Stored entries

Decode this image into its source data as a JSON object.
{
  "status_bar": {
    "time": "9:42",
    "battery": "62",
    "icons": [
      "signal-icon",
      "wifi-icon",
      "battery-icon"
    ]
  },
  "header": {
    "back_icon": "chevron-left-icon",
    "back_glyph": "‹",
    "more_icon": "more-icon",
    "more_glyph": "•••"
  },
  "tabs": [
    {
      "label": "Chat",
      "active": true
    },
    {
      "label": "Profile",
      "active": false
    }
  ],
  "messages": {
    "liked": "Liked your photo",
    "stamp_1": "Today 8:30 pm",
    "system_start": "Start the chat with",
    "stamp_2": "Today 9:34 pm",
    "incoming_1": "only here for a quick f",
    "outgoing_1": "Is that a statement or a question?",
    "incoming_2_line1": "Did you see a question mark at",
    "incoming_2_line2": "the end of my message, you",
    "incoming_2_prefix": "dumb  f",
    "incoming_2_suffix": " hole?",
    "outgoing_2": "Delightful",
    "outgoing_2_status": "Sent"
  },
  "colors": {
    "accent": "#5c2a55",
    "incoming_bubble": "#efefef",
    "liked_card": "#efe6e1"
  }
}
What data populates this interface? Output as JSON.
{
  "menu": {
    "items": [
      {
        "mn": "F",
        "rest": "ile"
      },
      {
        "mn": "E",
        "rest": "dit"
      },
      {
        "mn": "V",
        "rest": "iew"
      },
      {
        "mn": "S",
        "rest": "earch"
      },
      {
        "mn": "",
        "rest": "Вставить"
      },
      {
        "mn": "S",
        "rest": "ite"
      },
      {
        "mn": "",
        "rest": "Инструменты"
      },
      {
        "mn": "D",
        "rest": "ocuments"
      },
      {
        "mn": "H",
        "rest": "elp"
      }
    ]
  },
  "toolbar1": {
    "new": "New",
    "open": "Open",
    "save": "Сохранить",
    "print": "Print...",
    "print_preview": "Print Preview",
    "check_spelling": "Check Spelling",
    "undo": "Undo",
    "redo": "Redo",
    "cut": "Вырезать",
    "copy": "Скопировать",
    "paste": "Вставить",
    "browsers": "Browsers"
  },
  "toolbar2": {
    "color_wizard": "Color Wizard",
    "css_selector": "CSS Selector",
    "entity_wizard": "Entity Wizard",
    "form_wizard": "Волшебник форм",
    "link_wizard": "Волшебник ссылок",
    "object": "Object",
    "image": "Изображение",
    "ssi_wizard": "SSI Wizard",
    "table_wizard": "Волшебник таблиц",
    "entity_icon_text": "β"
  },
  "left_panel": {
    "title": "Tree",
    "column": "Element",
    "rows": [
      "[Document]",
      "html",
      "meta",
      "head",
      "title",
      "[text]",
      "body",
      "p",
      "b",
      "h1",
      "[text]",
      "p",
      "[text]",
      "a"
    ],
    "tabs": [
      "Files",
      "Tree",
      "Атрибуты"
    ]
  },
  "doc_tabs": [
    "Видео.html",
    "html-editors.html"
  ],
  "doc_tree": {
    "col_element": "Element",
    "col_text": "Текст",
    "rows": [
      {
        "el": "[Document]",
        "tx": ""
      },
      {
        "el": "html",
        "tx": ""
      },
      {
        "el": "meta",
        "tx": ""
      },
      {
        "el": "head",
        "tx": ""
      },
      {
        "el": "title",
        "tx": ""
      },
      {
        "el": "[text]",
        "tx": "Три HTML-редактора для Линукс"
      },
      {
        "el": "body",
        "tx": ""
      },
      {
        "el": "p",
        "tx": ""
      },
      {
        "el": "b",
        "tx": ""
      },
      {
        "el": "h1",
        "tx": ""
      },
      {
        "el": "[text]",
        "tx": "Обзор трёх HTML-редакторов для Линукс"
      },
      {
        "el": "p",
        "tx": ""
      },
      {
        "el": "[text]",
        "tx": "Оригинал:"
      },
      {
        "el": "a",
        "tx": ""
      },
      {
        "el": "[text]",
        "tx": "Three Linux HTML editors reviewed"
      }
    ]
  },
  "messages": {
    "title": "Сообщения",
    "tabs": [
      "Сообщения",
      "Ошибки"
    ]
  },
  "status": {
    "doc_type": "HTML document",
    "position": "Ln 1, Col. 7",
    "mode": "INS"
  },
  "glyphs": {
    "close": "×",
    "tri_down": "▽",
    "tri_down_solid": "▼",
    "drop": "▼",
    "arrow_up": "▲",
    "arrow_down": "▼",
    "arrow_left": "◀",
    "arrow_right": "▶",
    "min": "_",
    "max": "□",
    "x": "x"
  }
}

WHAT IS BEING ASKED
Using the records above, find and show each line with the string "data".

CORRECT RESULT
Decode this image into its source data as a JSON object.
What data populates this interface? Output as JSON.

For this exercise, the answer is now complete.